> _YOUR INSTRUCTIONS_: Extract every entry word for word. Skip the pictures.
* * * * *
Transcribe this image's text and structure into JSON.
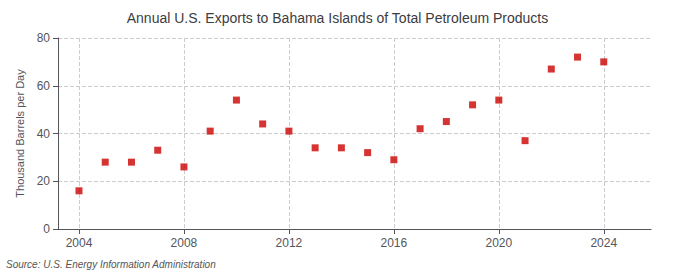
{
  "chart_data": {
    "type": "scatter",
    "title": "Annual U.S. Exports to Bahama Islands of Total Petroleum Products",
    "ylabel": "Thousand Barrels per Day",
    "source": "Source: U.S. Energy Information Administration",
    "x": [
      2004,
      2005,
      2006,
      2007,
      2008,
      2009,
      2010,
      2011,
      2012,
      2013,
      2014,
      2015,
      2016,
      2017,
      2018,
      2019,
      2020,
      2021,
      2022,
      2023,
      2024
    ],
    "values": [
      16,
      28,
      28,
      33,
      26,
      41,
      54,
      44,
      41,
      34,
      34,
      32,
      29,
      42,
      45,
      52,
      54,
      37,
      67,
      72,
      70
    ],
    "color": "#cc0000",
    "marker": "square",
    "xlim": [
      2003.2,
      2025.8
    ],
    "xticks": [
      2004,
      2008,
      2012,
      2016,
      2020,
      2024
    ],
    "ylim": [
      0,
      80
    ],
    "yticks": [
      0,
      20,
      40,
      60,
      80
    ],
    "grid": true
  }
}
* * * * *
> _COMPLETE OUTPUT_:
Transcribe this image's text and structure into JSON.
{
  "chart_data": {
    "type": "scatter",
    "title": "Annual U.S. Exports to Bahama Islands of Total Petroleum Products",
    "ylabel": "Thousand Barrels per Day",
    "source": "Source: U.S. Energy Information Administration",
    "x": [
      2004,
      2005,
      2006,
      2007,
      2008,
      2009,
      2010,
      2011,
      2012,
      2013,
      2014,
      2015,
      2016,
      2017,
      2018,
      2019,
      2020,
      2021,
      2022,
      2023,
      2024
    ],
    "values": [
      16,
      28,
      28,
      33,
      26,
      41,
      54,
      44,
      41,
      34,
      34,
      32,
      29,
      42,
      45,
      52,
      54,
      37,
      67,
      72,
      70
    ],
    "color": "#cc0000",
    "marker": "square",
    "xlim": [
      2003.2,
      2025.8
    ],
    "xticks": [
      2004,
      2008,
      2012,
      2016,
      2020,
      2024
    ],
    "ylim": [
      0,
      80
    ],
    "yticks": [
      0,
      20,
      40,
      60,
      80
    ],
    "grid": true
  }
}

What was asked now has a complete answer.